**REQUIREMENTS**
Rewrite the lines from the start through "x-tick-label: 1: [895, 524, 904, 542]", replacing "x-tick-label" with "horizontal-tick-label" wherever it occurs and changing nothing else.
**********
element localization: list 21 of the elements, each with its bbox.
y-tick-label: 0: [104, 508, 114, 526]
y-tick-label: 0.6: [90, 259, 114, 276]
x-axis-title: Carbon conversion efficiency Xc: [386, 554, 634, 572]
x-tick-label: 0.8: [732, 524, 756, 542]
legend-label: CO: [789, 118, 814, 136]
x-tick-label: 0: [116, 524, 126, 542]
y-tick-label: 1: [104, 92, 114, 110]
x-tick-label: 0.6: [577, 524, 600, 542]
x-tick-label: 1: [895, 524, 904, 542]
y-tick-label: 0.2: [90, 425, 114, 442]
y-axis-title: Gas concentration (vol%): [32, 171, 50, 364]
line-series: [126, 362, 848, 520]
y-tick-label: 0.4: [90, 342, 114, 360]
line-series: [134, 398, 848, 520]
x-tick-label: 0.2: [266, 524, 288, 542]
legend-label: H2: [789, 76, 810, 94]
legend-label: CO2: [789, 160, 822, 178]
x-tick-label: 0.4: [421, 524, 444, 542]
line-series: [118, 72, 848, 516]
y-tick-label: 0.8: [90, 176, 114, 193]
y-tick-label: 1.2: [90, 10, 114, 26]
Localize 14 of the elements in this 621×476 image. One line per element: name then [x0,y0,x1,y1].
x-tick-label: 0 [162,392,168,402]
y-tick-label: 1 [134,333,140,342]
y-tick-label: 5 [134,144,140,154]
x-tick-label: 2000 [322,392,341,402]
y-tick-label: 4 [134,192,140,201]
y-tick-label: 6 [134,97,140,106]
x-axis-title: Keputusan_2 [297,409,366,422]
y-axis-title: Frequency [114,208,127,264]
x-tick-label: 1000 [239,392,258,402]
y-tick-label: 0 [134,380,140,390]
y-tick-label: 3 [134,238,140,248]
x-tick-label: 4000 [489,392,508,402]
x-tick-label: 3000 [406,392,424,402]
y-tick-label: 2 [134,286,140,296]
**********
**ANSWER BELOW**
element localization: list 21 of the elements, each with its bbox.
y-tick-label: 0: [104, 508, 114, 526]
y-tick-label: 0.6: [90, 259, 114, 276]
x-axis-title: Carbon conversion efficiency Xc: [386, 554, 634, 572]
horizontal-tick-label: 0.8: [732, 524, 756, 542]
legend-label: CO: [789, 118, 814, 136]
horizontal-tick-label: 0: [116, 524, 126, 542]
y-tick-label: 1: [104, 92, 114, 110]
horizontal-tick-label: 0.6: [577, 524, 600, 542]
horizontal-tick-label: 1: [895, 524, 904, 542]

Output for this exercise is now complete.